Output only the span of lines that begins at the line containing "Convert this document image to plain text." and ends at the last line of the data, both included, exactly as they appear.
## BEGIN
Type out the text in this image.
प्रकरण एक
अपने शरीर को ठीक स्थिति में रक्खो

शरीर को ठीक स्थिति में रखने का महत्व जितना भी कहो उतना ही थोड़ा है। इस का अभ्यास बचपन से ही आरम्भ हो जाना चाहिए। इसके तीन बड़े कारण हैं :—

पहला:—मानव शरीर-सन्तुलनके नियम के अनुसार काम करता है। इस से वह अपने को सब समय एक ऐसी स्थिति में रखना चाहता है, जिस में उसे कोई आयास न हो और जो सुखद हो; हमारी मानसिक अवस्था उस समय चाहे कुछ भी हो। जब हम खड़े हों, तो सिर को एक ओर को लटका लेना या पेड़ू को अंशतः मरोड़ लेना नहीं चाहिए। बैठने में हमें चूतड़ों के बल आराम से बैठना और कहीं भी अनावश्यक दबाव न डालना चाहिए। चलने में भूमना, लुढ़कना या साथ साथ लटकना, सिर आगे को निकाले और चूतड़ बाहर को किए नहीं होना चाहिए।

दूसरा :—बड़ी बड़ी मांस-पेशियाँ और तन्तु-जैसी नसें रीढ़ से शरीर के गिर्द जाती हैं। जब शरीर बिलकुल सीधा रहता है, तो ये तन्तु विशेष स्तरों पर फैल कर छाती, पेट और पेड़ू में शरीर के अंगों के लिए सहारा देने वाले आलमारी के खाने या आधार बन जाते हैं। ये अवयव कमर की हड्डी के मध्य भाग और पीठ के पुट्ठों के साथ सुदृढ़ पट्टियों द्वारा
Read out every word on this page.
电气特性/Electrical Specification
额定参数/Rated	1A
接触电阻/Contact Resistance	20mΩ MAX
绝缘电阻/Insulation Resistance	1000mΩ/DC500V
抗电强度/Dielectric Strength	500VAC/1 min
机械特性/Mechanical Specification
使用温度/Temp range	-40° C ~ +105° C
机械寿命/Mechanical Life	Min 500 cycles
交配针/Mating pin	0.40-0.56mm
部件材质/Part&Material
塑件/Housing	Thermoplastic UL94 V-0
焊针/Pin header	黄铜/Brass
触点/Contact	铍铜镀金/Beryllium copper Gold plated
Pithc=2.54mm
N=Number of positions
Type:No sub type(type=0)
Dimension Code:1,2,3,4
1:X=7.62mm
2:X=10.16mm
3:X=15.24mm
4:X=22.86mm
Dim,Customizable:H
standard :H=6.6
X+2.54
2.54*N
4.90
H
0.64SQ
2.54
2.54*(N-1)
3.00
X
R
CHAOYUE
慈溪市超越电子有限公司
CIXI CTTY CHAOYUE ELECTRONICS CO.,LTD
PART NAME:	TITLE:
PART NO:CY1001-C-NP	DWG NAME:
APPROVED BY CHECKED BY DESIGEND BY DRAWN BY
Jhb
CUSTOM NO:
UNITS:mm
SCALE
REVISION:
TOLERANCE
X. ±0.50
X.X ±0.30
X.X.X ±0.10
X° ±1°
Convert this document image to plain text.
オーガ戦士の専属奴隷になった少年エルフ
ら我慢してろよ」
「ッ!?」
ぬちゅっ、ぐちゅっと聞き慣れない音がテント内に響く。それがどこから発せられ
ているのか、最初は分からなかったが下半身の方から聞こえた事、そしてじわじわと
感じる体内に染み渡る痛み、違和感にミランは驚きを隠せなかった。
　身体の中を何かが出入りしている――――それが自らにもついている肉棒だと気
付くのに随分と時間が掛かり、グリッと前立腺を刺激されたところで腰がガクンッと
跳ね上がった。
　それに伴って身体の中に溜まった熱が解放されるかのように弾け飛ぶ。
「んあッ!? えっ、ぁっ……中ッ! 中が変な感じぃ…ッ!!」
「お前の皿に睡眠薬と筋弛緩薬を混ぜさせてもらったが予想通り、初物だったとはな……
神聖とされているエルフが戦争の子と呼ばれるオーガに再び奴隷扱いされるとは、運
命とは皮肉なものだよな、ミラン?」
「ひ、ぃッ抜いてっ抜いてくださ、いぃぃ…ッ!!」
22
## END
OUTPUT BELOW
Convert this document image to plain text.
オーガ戦士の専属奴隷になった少年エルフ
ら我慢してろよ」
「ッ!?」
ぬちゅっ、ぐちゅっと聞き慣れない音がテント内に響く。それがどこから発せられ
ているのか、最初は分からなかったが下半身の方から聞こえた事、そしてじわじわと
感じる体内に染み渡る痛み、違和感にミランは驚きを隠せなかった。
　身体の中を何かが出入りしている――――それが自らにもついている肉棒だと気
付くのに随分と時間が掛かり、グリッと前立腺を刺激されたところで腰がガクンッと
跳ね上がった。
　それに伴って身体の中に溜まった熱が解放されるかのように弾け飛ぶ。
「んあッ!? えっ、ぁっ……中ッ! 中が変な感じぃ…ッ!!」
「お前の皿に睡眠薬と筋弛緩薬を混ぜさせてもらったが予想通り、初物だったとはな……
神聖とされているエルフが戦争の子と呼ばれるオーガに再び奴隷扱いされるとは、運
命とは皮肉なものだよな、ミラン?」
「ひ、ぃッ抜いてっ抜いてくださ、いぃぃ…ッ!!」
22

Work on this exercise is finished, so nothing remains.